→ What is needed: Copy the passage of the Africa Miranda biography from "Africa Miranda, is" to "in Montgomery, Alabama.".

→ Reading text:
________________________

Africa Miranda, is an American actress, singer, producer, author and model of Cape Verdean descent. She is best known for many beauty culture-related television programs and social media programs such as "Facebook Watch" and "#TravelFly Solo Weekend".

Personal life
Africa Miranda was born in Boston, Massachusetts, United States. She later grew up in Montgomery, Alabama.

Career
In 2004, she made film debut with the short film All the Women I've Loved by playing the role "India Piahno". In 2012, she made the television debut with the serial The Game and played the role "Denise". In the same year, she acted in the feature film What to Expect When You're Expecting, where she made the role "Adina".
 
In early 2015, she used the live-streaming app "Periscope" to shared beauty tips on the "do’s and don’ts" of booking auditions. This program later received large fan following and she became a Finalist in Periscoper of the Year at the 8th Annual Shorty Awards. Then in November 2016, she launched her own skincare line "Beauty by African Miranda".

________________________

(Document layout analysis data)
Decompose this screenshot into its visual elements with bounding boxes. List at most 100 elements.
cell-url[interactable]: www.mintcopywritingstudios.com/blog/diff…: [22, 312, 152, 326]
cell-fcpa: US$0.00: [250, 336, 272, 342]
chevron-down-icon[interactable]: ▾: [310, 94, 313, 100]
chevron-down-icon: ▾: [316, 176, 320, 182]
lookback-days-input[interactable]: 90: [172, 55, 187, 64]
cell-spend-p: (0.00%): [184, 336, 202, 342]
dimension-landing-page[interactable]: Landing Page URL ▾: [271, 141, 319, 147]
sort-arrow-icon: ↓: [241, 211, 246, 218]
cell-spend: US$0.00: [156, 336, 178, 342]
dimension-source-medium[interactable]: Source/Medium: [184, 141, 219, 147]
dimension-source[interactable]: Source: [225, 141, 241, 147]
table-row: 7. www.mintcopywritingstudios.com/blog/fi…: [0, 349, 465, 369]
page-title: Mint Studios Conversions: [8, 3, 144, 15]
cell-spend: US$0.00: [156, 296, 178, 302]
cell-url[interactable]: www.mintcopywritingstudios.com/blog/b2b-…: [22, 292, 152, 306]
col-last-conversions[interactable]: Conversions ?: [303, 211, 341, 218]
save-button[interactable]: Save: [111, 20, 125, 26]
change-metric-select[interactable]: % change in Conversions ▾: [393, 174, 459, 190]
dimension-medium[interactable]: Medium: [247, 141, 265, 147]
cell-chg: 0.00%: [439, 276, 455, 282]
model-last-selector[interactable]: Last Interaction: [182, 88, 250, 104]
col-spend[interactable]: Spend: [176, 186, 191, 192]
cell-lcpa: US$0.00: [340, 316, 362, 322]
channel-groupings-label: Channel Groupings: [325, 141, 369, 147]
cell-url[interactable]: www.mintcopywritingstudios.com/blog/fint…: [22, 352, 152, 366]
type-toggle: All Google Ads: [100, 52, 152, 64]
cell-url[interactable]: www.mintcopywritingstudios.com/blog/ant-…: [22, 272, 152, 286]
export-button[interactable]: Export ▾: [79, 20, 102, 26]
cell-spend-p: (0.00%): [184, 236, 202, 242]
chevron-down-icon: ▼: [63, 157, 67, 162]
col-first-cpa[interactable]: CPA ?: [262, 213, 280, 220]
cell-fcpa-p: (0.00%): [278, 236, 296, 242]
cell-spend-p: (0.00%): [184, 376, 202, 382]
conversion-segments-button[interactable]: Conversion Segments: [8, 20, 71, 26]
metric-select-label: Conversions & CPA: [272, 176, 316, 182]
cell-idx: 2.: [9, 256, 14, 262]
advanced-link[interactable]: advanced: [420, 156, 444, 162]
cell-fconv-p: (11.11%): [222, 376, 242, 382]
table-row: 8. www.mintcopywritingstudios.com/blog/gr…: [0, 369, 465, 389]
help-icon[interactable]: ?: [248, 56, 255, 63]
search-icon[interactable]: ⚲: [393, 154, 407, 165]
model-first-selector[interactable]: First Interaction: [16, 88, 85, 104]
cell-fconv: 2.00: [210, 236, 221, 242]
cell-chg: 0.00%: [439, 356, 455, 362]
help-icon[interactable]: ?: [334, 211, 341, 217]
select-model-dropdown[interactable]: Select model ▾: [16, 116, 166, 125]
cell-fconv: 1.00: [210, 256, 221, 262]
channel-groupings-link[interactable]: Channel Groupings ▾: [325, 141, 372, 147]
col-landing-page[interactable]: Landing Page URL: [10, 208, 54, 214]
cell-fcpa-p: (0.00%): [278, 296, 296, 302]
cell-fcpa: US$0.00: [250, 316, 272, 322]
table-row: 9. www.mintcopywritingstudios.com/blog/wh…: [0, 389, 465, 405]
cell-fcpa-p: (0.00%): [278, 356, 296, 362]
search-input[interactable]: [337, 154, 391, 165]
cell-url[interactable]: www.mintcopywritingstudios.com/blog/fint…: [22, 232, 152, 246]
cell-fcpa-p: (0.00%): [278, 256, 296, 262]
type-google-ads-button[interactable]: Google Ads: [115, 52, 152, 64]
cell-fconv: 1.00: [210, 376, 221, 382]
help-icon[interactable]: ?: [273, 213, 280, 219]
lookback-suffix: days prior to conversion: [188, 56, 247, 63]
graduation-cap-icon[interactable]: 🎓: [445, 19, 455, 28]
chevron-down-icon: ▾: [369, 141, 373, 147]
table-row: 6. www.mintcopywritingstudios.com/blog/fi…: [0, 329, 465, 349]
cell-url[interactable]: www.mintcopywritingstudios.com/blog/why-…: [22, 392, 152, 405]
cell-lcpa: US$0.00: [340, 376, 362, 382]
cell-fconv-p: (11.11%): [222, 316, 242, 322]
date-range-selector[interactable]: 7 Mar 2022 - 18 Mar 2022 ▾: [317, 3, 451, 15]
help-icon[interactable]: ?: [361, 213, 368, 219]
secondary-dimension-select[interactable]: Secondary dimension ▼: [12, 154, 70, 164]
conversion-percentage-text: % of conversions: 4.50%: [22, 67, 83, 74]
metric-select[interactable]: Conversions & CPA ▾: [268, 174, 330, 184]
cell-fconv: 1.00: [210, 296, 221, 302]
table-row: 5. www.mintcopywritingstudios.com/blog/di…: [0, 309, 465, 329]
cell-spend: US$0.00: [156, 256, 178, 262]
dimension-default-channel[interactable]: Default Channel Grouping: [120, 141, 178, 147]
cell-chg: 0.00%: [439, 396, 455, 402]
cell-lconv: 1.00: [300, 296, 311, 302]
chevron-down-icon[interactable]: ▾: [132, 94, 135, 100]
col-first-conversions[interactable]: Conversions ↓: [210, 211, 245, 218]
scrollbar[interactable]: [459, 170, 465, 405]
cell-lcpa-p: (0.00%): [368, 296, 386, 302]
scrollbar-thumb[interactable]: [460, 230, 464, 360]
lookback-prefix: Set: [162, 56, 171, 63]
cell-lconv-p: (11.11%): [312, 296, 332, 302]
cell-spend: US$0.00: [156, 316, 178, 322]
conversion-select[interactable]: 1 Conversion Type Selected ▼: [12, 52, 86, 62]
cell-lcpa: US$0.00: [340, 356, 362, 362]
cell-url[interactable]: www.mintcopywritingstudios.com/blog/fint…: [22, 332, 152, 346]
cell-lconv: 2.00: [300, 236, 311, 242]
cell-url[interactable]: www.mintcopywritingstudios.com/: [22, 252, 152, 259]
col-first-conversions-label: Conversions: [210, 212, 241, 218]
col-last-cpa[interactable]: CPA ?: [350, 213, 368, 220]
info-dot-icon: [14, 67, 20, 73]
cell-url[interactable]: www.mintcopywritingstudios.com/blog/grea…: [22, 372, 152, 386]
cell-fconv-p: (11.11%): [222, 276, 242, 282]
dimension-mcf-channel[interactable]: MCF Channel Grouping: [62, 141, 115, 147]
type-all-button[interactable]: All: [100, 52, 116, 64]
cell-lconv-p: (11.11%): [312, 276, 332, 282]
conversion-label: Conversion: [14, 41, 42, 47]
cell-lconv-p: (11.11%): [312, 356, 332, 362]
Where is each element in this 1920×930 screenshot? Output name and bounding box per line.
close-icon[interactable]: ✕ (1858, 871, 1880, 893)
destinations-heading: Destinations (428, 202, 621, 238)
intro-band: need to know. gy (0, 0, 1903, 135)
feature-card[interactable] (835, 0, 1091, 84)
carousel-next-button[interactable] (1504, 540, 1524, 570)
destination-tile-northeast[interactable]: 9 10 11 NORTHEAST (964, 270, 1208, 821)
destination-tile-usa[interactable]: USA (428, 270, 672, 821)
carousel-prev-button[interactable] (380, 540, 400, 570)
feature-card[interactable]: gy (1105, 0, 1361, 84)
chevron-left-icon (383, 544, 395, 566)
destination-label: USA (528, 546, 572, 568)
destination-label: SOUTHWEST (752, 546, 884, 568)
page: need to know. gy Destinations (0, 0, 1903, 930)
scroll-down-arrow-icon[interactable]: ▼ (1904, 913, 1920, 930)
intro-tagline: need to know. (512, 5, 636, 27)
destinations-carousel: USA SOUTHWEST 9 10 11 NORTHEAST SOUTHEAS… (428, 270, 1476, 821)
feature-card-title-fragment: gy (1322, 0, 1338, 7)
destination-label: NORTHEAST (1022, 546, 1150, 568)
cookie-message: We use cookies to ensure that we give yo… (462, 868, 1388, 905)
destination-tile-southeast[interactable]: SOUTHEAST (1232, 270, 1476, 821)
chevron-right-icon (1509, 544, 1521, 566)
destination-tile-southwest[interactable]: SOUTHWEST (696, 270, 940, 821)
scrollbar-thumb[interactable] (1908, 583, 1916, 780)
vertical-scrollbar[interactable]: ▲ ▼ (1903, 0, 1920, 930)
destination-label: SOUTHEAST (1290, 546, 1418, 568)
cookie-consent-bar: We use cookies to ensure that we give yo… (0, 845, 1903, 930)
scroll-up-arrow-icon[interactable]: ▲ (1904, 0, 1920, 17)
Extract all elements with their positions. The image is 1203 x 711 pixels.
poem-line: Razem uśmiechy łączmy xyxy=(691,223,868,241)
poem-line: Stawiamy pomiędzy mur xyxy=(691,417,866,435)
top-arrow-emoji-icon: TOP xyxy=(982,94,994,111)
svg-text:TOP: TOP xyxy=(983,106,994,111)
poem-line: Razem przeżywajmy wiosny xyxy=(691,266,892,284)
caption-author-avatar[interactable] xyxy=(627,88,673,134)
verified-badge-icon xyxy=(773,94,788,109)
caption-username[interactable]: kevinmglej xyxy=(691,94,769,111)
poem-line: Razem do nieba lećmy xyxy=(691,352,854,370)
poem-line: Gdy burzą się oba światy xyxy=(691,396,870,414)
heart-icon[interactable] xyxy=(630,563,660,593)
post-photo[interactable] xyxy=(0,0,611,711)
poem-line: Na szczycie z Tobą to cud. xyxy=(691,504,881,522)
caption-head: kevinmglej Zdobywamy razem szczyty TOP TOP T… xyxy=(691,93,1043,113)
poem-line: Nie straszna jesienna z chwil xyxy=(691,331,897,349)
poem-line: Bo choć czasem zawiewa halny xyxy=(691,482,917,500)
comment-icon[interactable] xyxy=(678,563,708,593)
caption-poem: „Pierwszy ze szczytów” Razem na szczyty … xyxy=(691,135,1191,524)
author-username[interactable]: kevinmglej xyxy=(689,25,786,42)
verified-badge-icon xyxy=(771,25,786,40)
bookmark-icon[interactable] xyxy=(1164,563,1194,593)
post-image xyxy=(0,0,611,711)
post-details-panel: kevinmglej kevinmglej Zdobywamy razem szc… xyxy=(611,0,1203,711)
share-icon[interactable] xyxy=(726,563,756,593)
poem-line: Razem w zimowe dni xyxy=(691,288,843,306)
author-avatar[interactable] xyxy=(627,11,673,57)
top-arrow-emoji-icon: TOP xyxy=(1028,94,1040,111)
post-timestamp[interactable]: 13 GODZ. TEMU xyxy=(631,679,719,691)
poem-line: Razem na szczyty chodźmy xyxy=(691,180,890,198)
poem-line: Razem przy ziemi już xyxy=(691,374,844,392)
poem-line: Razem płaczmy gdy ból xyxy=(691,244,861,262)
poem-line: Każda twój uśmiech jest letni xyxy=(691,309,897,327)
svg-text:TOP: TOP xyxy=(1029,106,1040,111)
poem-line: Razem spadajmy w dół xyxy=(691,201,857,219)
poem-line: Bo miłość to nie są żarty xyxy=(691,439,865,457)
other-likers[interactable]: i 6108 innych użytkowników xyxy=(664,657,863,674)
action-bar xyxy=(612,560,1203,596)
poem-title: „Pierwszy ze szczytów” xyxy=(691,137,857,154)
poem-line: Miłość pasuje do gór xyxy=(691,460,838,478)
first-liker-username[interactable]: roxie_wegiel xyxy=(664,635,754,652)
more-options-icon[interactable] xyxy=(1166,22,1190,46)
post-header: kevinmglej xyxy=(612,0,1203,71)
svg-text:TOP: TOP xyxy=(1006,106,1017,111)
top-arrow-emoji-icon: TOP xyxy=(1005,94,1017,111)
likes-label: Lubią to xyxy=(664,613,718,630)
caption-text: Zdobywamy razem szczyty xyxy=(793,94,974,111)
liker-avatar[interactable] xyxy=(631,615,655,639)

________________________

→ Exercise solution:
Africa Miranda, is an American actress, singer, producer, author and model of Cape Verdean descent. She is best known for many beauty culture-related television programs and social media programs such as "Facebook Watch" and "#TravelFly Solo Weekend".

Personal life
Africa Miranda was born in Boston, Massachusetts, United States. She later grew up in Montgomery, Alabama.